** BEGIN RECORDS **
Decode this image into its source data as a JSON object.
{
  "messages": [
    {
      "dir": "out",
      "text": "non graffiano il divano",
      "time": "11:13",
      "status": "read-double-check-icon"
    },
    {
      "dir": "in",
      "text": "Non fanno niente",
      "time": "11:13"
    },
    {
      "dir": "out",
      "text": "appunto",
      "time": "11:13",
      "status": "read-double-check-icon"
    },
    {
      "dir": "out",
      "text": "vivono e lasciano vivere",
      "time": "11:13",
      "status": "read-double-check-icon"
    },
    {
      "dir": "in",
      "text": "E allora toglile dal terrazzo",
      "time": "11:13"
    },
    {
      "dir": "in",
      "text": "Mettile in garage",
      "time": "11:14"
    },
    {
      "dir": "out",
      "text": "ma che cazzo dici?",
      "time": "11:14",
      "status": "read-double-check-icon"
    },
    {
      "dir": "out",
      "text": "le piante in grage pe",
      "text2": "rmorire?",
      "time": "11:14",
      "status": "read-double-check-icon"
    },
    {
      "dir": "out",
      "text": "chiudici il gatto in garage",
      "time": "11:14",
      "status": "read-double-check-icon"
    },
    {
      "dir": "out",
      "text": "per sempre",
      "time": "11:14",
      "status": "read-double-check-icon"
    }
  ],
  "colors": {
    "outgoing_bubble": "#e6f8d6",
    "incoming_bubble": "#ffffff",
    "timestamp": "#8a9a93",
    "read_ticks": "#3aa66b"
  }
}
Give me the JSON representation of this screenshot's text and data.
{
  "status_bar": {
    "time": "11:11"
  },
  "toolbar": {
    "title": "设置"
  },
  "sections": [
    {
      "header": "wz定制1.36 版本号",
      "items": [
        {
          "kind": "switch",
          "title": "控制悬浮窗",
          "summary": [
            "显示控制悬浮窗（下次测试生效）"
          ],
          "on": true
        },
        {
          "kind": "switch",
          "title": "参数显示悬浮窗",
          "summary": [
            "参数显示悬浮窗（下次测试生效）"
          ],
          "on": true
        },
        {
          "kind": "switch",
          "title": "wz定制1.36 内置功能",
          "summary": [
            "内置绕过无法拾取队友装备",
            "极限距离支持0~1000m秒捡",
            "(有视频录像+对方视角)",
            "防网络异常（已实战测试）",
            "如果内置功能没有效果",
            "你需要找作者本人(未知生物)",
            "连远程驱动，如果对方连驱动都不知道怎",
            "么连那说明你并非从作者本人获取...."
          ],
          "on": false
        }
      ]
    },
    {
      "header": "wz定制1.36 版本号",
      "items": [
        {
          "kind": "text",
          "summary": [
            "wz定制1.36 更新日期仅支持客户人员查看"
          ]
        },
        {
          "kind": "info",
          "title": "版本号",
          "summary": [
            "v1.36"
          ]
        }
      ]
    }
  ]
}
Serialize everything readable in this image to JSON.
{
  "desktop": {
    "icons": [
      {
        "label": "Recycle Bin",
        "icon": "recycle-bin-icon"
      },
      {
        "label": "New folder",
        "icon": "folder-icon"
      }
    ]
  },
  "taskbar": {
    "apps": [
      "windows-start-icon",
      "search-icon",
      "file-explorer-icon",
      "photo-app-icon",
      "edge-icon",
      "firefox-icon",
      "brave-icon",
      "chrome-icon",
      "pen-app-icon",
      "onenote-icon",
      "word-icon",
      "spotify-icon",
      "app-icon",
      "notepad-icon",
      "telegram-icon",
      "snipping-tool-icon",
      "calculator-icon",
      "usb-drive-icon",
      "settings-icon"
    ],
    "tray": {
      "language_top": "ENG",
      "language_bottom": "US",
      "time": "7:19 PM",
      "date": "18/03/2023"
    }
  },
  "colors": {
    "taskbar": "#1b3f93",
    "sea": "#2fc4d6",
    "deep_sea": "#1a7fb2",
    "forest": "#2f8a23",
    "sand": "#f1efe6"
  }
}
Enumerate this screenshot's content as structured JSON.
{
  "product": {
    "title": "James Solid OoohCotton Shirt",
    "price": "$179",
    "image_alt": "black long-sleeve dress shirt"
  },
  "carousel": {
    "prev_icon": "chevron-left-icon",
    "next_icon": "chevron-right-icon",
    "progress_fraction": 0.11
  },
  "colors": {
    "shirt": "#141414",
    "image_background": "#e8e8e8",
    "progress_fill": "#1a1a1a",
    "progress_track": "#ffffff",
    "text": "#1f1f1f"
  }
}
** END RECORDS **
EXERCISE TASK:
All lines from the one that contains "Enumerate this screenshot's" through the end of the material are to be quoted exactly, with both ends included.

THE RESULT:
Enumerate this screenshot's content as structured JSON.
{
  "product": {
    "title": "James Solid OoohCotton Shirt",
    "price": "$179",
    "image_alt": "black long-sleeve dress shirt"
  },
  "carousel": {
    "prev_icon": "chevron-left-icon",
    "next_icon": "chevron-right-icon",
    "progress_fraction": 0.11
  },
  "colors": {
    "shirt": "#141414",
    "image_background": "#e8e8e8",
    "progress_fill": "#1a1a1a",
    "progress_track": "#ffffff",
    "text": "#1f1f1f"
  }
}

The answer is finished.